***** Data to use

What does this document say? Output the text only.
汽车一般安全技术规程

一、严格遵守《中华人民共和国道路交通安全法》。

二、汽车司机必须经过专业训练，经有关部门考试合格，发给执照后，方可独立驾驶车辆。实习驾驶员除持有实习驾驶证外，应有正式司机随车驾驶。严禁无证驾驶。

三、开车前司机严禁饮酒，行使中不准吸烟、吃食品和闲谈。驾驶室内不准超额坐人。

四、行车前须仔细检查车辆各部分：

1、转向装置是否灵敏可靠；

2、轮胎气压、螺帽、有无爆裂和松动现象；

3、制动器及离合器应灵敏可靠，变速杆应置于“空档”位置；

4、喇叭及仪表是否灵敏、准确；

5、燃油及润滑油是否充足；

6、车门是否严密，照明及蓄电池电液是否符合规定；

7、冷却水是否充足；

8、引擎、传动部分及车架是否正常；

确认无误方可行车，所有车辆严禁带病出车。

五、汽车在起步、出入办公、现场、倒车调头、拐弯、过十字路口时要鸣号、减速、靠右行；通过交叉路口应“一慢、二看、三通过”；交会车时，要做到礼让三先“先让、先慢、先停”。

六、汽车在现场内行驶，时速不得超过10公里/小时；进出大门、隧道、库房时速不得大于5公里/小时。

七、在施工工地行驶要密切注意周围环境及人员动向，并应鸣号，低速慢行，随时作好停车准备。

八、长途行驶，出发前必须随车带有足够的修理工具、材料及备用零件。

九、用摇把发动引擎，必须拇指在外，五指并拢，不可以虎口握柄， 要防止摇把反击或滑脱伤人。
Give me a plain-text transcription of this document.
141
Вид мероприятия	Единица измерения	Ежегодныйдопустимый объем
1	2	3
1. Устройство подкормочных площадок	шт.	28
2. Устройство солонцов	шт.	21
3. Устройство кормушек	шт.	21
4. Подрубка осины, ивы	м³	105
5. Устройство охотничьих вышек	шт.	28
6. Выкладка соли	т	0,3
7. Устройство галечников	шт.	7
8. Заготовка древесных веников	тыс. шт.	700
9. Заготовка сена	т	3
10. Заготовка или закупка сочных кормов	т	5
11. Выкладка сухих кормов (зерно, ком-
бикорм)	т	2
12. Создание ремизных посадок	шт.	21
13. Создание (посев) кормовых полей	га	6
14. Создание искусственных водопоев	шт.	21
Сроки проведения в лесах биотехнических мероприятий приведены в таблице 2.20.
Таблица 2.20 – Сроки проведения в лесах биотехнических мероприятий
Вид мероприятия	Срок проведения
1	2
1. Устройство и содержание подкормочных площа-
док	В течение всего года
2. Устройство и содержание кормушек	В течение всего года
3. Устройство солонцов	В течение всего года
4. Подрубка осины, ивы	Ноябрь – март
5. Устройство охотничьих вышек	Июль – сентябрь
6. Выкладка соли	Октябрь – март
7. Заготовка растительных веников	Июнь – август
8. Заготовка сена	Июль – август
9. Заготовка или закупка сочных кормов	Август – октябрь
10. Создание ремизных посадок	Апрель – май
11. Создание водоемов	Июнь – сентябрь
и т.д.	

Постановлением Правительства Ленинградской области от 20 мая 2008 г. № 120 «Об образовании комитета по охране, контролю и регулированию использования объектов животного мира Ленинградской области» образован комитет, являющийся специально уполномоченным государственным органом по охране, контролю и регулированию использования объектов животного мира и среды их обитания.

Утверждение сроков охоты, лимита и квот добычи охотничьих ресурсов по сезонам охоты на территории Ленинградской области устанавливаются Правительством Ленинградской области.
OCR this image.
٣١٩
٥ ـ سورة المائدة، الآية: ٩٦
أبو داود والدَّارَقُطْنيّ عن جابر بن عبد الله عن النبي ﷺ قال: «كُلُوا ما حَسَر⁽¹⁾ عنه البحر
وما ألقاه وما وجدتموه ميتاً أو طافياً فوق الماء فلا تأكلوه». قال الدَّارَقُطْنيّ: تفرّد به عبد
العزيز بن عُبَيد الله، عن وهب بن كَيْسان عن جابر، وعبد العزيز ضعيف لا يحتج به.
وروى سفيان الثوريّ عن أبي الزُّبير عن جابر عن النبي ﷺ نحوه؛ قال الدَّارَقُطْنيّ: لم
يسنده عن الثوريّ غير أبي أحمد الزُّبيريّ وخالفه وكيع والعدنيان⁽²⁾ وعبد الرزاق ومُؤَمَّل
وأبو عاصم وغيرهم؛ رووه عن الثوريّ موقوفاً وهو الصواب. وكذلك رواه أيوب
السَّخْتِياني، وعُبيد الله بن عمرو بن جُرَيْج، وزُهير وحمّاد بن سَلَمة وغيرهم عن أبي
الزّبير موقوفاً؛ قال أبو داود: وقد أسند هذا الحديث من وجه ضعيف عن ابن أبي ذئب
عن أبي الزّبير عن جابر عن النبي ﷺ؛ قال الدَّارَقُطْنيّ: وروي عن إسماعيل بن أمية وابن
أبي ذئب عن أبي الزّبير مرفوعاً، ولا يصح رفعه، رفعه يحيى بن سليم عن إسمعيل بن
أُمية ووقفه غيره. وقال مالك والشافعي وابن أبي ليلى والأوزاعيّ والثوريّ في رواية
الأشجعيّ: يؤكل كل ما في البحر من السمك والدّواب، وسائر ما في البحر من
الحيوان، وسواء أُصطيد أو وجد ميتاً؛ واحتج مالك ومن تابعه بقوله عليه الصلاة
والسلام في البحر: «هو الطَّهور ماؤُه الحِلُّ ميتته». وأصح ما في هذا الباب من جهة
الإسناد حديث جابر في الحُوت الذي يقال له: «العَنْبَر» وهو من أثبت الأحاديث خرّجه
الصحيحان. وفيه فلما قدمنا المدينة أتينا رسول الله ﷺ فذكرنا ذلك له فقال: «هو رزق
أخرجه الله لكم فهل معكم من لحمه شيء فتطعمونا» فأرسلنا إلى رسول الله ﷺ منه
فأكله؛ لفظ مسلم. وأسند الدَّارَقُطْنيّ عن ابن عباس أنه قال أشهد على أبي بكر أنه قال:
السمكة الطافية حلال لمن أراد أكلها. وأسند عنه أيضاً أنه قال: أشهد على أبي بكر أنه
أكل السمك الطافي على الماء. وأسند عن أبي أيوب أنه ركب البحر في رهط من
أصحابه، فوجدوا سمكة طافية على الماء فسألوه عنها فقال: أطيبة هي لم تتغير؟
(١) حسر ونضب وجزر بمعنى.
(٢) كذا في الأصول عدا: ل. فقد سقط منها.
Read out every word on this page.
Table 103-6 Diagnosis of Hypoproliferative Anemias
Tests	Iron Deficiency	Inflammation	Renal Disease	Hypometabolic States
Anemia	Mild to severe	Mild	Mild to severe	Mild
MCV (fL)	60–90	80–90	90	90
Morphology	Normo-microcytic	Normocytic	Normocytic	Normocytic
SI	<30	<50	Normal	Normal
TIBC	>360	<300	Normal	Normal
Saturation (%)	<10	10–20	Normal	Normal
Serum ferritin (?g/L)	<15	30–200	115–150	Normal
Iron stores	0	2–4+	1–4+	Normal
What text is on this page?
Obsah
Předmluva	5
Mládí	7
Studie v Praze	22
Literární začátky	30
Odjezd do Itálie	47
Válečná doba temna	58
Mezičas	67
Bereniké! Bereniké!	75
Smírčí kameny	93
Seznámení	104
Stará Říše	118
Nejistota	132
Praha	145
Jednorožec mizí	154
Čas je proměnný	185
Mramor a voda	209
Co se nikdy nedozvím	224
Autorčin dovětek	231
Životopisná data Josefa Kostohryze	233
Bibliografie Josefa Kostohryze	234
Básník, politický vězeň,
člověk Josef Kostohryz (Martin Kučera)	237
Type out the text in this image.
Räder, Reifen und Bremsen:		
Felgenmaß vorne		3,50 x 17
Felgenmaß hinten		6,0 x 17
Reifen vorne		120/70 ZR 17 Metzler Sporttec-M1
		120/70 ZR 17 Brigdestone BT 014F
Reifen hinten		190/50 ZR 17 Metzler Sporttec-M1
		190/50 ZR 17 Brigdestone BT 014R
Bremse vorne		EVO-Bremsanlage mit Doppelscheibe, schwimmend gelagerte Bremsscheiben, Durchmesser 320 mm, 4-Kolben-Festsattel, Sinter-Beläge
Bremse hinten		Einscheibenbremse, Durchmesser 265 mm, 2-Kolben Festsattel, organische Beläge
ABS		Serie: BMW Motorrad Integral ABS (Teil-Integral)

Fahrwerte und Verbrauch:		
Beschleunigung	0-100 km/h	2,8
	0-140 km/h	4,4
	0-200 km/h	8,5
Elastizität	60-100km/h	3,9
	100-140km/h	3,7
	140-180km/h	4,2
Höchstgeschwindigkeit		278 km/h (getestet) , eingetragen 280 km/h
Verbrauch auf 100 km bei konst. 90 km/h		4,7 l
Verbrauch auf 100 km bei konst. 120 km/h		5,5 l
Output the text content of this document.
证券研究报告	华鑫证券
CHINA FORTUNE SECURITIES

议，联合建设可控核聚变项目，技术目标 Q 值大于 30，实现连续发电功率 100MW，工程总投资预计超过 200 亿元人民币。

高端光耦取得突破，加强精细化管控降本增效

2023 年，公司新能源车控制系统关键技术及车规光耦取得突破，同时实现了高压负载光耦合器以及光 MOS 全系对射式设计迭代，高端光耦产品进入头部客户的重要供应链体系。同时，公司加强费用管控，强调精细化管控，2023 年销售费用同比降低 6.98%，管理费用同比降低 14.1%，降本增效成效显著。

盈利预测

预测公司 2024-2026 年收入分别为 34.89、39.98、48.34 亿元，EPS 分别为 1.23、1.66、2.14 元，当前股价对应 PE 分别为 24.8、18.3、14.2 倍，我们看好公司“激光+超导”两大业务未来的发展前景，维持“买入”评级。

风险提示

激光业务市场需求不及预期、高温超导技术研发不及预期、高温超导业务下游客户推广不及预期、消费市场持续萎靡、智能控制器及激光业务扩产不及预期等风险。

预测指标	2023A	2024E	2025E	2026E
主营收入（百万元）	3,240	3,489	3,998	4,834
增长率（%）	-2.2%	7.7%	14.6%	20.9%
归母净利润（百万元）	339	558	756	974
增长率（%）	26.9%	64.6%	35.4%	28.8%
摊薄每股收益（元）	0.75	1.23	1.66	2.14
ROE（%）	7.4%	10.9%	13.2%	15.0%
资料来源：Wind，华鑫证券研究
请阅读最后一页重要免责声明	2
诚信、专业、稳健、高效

**********

## Set task:
Which lines in the data above contain "الله"? Show each one.

## Result of this task:
أبو داود والدَّارَقُطْنيّ عن جابر بن عبد الله عن النبي ﷺ قال: «كُلُوا ما حَسَر⁽¹⁾ عنه البحر
العزيز بن عُبَيد الله، عن وهب بن كَيْسان عن جابر، وعبد العزيز ضعيف لا يحتج به.
السَّخْتِياني، وعُبيد الله بن عمرو بن جُرَيْج، وزُهير وحمّاد بن سَلَمة وغيرهم عن أبي
الصحيحان. وفيه فلما قدمنا المدينة أتينا رسول الله ﷺ فذكرنا ذلك له فقال: «هو رزق
أخرجه الله لكم فهل معكم من لحمه شيء فتطعمونا» فأرسلنا إلى رسول الله ﷺ منه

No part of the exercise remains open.